▶ _Brief_
Copy every line of the listing exactly.

Data for review section start

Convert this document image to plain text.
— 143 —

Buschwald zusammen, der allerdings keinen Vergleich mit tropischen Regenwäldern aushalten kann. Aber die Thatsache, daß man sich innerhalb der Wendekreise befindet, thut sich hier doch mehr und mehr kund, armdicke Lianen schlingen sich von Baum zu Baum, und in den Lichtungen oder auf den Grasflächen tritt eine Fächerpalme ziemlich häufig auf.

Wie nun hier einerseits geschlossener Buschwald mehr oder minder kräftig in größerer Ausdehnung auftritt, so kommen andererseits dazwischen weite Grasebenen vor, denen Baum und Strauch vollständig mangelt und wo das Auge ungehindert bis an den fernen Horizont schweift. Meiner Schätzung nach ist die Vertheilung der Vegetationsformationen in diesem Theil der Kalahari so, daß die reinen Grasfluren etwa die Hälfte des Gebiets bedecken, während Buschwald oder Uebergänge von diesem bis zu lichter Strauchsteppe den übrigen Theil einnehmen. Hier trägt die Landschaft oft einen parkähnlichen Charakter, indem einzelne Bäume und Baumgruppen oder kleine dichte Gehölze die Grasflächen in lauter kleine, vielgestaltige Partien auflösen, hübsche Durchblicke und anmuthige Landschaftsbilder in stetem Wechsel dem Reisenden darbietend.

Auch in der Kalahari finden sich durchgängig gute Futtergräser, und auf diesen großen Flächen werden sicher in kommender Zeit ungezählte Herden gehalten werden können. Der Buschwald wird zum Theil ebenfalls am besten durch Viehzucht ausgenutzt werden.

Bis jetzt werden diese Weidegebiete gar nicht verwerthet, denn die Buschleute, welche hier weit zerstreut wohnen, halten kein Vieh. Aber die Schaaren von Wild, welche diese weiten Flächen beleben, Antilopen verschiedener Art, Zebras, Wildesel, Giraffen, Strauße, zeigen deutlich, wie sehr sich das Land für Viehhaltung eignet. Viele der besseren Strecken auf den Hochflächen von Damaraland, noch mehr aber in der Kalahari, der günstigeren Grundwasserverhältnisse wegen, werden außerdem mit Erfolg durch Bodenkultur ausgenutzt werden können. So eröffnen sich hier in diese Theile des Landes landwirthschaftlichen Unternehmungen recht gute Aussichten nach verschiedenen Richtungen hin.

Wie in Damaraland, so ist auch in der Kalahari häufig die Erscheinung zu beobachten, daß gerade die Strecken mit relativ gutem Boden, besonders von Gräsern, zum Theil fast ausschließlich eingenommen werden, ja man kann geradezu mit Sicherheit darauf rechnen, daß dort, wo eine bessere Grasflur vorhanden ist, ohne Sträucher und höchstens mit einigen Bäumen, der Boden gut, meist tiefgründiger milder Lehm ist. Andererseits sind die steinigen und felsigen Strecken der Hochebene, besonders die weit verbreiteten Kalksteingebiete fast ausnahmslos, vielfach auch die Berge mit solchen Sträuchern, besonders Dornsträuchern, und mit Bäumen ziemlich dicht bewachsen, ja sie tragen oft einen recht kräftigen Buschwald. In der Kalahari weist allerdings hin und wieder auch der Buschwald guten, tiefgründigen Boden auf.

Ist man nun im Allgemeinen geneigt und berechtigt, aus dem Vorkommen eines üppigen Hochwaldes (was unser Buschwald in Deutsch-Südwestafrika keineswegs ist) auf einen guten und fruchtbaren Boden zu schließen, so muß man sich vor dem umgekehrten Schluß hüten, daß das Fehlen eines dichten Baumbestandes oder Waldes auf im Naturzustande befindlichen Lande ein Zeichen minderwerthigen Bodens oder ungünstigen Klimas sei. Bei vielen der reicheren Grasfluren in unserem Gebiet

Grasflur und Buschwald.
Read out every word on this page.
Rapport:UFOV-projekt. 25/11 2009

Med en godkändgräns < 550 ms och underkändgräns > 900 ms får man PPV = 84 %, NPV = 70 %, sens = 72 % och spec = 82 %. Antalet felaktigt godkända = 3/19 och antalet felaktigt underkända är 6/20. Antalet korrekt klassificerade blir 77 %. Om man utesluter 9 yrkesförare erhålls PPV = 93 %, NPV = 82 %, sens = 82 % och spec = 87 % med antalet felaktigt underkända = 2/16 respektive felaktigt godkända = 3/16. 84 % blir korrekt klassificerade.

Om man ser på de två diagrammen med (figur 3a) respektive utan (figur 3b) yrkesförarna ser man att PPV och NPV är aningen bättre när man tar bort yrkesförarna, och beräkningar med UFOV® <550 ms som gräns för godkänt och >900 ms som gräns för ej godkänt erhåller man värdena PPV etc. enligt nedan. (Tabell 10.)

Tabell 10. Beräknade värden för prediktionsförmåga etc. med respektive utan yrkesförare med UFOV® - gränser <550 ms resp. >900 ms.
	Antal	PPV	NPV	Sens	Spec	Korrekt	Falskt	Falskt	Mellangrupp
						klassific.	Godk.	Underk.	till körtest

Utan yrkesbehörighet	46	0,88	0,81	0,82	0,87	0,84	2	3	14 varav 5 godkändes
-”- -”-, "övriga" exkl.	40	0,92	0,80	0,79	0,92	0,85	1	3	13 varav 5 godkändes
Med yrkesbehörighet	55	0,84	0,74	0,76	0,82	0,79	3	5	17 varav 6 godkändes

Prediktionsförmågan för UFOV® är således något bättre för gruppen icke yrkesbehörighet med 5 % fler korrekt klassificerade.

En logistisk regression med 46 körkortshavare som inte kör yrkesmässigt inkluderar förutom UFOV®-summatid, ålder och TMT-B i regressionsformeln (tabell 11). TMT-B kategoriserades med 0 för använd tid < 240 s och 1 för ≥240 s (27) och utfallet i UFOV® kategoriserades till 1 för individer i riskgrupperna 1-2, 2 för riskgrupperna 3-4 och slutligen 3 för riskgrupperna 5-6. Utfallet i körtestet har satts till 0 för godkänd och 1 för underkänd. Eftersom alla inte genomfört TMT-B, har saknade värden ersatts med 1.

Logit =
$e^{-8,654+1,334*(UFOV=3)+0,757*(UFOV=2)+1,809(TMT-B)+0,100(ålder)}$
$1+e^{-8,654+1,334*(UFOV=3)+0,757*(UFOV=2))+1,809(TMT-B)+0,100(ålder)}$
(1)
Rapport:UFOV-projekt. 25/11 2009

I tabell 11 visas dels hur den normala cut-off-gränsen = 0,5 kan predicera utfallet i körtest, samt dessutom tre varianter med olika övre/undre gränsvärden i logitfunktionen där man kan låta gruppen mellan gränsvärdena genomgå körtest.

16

Data for review section end

▶ _Answer to the problem_
Convert this document image to plain text.
— 143 —

Buschwald zusammen, der allerdings keinen Vergleich mit tropischen Regenwäldern aushalten kann. Aber die Thatsache, daß man sich innerhalb der Wendekreise befindet, thut sich hier doch mehr und mehr kund, armdicke Lianen schlingen sich von Baum zu Baum, und in den Lichtungen oder auf den Grasflächen tritt eine Fächerpalme ziemlich häufig auf.

Wie nun hier einerseits geschlossener Buschwald mehr oder minder kräftig in größerer Ausdehnung auftritt, so kommen andererseits dazwischen weite Grasebenen vor, denen Baum und Strauch vollständig mangelt und wo das Auge ungehindert bis an den fernen Horizont schweift. Meiner Schätzung nach ist die Vertheilung der Vegetationsformationen in diesem Theil der Kalahari so, daß die reinen Grasfluren etwa die Hälfte des Gebiets bedecken, während Buschwald oder Uebergänge von diesem bis zu lichter Strauchsteppe den übrigen Theil einnehmen. Hier trägt die Landschaft oft einen parkähnlichen Charakter, indem einzelne Bäume und Baumgruppen oder kleine dichte Gehölze die Grasflächen in lauter kleine, vielgestaltige Partien auflösen, hübsche Durchblicke und anmuthige Landschaftsbilder in stetem Wechsel dem Reisenden darbietend.

Auch in der Kalahari finden sich durchgängig gute Futtergräser, und auf diesen großen Flächen werden sicher in kommender Zeit ungezählte Herden gehalten werden können. Der Buschwald wird zum Theil ebenfalls am besten durch Viehzucht ausgenutzt werden.

Bis jetzt werden diese Weidegebiete gar nicht verwerthet, denn die Buschleute, welche hier weit zerstreut wohnen, halten kein Vieh. Aber die Schaaren von Wild, welche diese weiten Flächen beleben, Antilopen verschiedener Art, Zebras, Wildesel, Giraffen, Strauße, zeigen deutlich, wie sehr sich das Land für Viehhaltung eignet. Viele der besseren Strecken auf den Hochflächen von Damaraland, noch mehr aber in der Kalahari, der günstigeren Grundwasserverhältnisse wegen, werden außerdem mit Erfolg durch Bodenkultur ausgenutzt werden können. So eröffnen sich hier in diese Theile des Landes landwirthschaftlichen Unternehmungen recht gute Aussichten nach verschiedenen Richtungen hin.

Wie in Damaraland, so ist auch in der Kalahari häufig die Erscheinung zu beobachten, daß gerade die Strecken mit relativ gutem Boden, besonders von Gräsern, zum Theil fast ausschließlich eingenommen werden, ja man kann geradezu mit Sicherheit darauf rechnen, daß dort, wo eine bessere Grasflur vorhanden ist, ohne Sträucher und höchstens mit einigen Bäumen, der Boden gut, meist tiefgründiger milder Lehm ist. Andererseits sind die steinigen und felsigen Strecken der Hochebene, besonders die weit verbreiteten Kalksteingebiete fast ausnahmslos, vielfach auch die Berge mit solchen Sträuchern, besonders Dornsträuchern, und mit Bäumen ziemlich dicht bewachsen, ja sie tragen oft einen recht kräftigen Buschwald. In der Kalahari weist allerdings hin und wieder auch der Buschwald guten, tiefgründigen Boden auf.

Ist man nun im Allgemeinen geneigt und berechtigt, aus dem Vorkommen eines üppigen Hochwaldes (was unser Buschwald in Deutsch-Südwestafrika keineswegs ist) auf einen guten und fruchtbaren Boden zu schließen, so muß man sich vor dem umgekehrten Schluß hüten, daß das Fehlen eines dichten Baumbestandes oder Waldes auf im Naturzustande befindlichen Lande ein Zeichen minderwerthigen Bodens oder ungünstigen Klimas sei. Bei vielen der reicheren Grasfluren in unserem Gebiet

Grasflur und Buschwald.
Read out every word on this page.
Rapport:UFOV-projekt. 25/11 2009

Med en godkändgräns < 550 ms och underkändgräns > 900 ms får man PPV = 84 %, NPV = 70 %, sens = 72 % och spec = 82 %. Antalet felaktigt godkända = 3/19 och antalet felaktigt underkända är 6/20. Antalet korrekt klassificerade blir 77 %. Om man utesluter 9 yrkesförare erhålls PPV = 93 %, NPV = 82 %, sens = 82 % och spec = 87 % med antalet felaktigt underkända = 2/16 respektive felaktigt godkända = 3/16. 84 % blir korrekt klassificerade.

Om man ser på de två diagrammen med (figur 3a) respektive utan (figur 3b) yrkesförarna ser man att PPV och NPV är aningen bättre när man tar bort yrkesförarna, och beräkningar med UFOV® <550 ms som gräns för godkänt och >900 ms som gräns för ej godkänt erhåller man värdena PPV etc. enligt nedan. (Tabell 10.)

Tabell 10. Beräknade värden för prediktionsförmåga etc. med respektive utan yrkesförare med UFOV® - gränser <550 ms resp. >900 ms.
	Antal	PPV	NPV	Sens	Spec	Korrekt	Falskt	Falskt	Mellangrupp
						klassific.	Godk.	Underk.	till körtest

Utan yrkesbehörighet	46	0,88	0,81	0,82	0,87	0,84	2	3	14 varav 5 godkändes
-”- -”-, "övriga" exkl.	40	0,92	0,80	0,79	0,92	0,85	1	3	13 varav 5 godkändes
Med yrkesbehörighet	55	0,84	0,74	0,76	0,82	0,79	3	5	17 varav 6 godkändes

Prediktionsförmågan för UFOV® är således något bättre för gruppen icke yrkesbehörighet med 5 % fler korrekt klassificerade.

En logistisk regression med 46 körkortshavare som inte kör yrkesmässigt inkluderar förutom UFOV®-summatid, ålder och TMT-B i regressionsformeln (tabell 11). TMT-B kategoriserades med 0 för använd tid < 240 s och 1 för ≥240 s (27) och utfallet i UFOV® kategoriserades till 1 för individer i riskgrupperna 1-2, 2 för riskgrupperna 3-4 och slutligen 3 för riskgrupperna 5-6. Utfallet i körtestet har satts till 0 för godkänd och 1 för underkänd. Eftersom alla inte genomfört TMT-B, har saknade värden ersatts med 1.

Logit =
$e^{-8,654+1,334*(UFOV=3)+0,757*(UFOV=2)+1,809(TMT-B)+0,100(ålder)}$
$1+e^{-8,654+1,334*(UFOV=3)+0,757*(UFOV=2))+1,809(TMT-B)+0,100(ålder)}$
(1)
Rapport:UFOV-projekt. 25/11 2009

I tabell 11 visas dels hur den normala cut-off-gränsen = 0,5 kan predicera utfallet i körtest, samt dessutom tre varianter med olika övre/undre gränsvärden i logitfunktionen där man kan låta gruppen mellan gränsvärdena genomgå körtest.

16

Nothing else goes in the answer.